Task requirements: Repeat every line of the data exactly, but not the pictures.
* start Provided records *
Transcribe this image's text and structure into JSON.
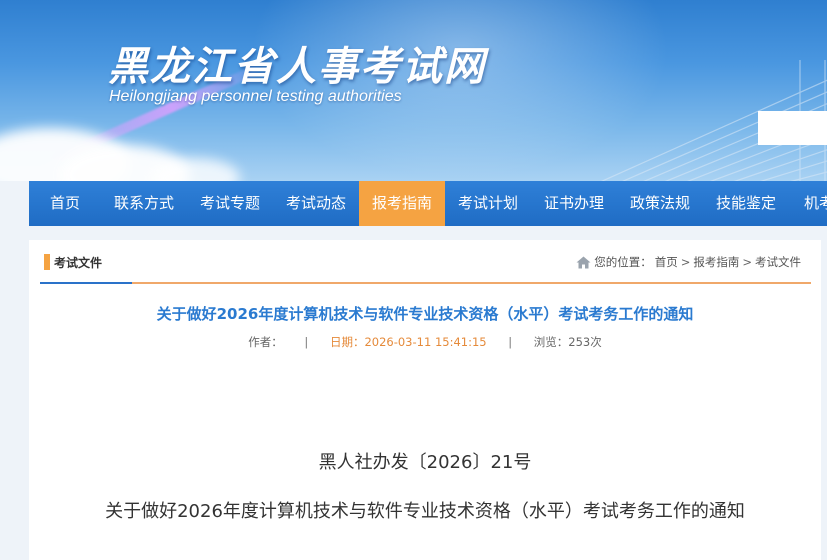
{
  "header": {
    "title": "黑龙江省人事考试网",
    "subtitle": "Heilongjiang personnel testing authorities"
  },
  "nav": {
    "items": [
      {
        "label": "首页"
      },
      {
        "label": "联系方式"
      },
      {
        "label": "考试专题"
      },
      {
        "label": "考试动态"
      },
      {
        "label": "报考指南",
        "active": true
      },
      {
        "label": "考试计划"
      },
      {
        "label": "证书办理"
      },
      {
        "label": "政策法规"
      },
      {
        "label": "技能鉴定"
      },
      {
        "label": "机考"
      }
    ]
  },
  "section": {
    "tab_label": "考试文件",
    "breadcrumb": {
      "prefix": "您的位置：",
      "items": [
        "首页",
        "报考指南",
        "考试文件"
      ],
      "separator": ">"
    }
  },
  "article": {
    "title": "关于做好2026年度计算机技术与软件专业技术资格（水平）考试考务工作的通知",
    "meta": {
      "author": "作者：",
      "date": "日期：2026-03-11 15:41:15",
      "views": "浏览：253次"
    },
    "doc_number": "黑人社办发〔2026〕21号",
    "doc_title": "关于做好2026年度计算机技术与软件专业技术资格（水平）考试考务工作的通知"
  },
  "colors": {
    "nav_bg": "#1f6cc4",
    "nav_active": "#f5a342",
    "title_blue": "#2a7ad0",
    "date_orange": "#e58a3a"
  }
}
* end Provided records *
Solution:
Transcribe this image's text and structure into JSON.
{
  "header": {
    "title": "黑龙江省人事考试网",
    "subtitle": "Heilongjiang personnel testing authorities"
  },
  "nav": {
    "items": [
      {
        "label": "首页"
      },
      {
        "label": "联系方式"
      },
      {
        "label": "考试专题"
      },
      {
        "label": "考试动态"
      },
      {
        "label": "报考指南",
        "active": true
      },
      {
        "label": "考试计划"
      },
      {
        "label": "证书办理"
      },
      {
        "label": "政策法规"
      },
      {
        "label": "技能鉴定"
      },
      {
        "label": "机考"
      }
    ]
  },
  "section": {
    "tab_label": "考试文件",
    "breadcrumb": {
      "prefix": "您的位置：",
      "items": [
        "首页",
        "报考指南",
        "考试文件"
      ],
      "separator": ">"
    }
  },
  "article": {
    "title": "关于做好2026年度计算机技术与软件专业技术资格（水平）考试考务工作的通知",
    "meta": {
      "author": "作者：",
      "date": "日期：2026-03-11 15:41:15",
      "views": "浏览：253次"
    },
    "doc_number": "黑人社办发〔2026〕21号",
    "doc_title": "关于做好2026年度计算机技术与软件专业技术资格（水平）考试考务工作的通知"
  },
  "colors": {
    "nav_bg": "#1f6cc4",
    "nav_active": "#f5a342",
    "title_blue": "#2a7ad0",
    "date_orange": "#e58a3a"
  }
}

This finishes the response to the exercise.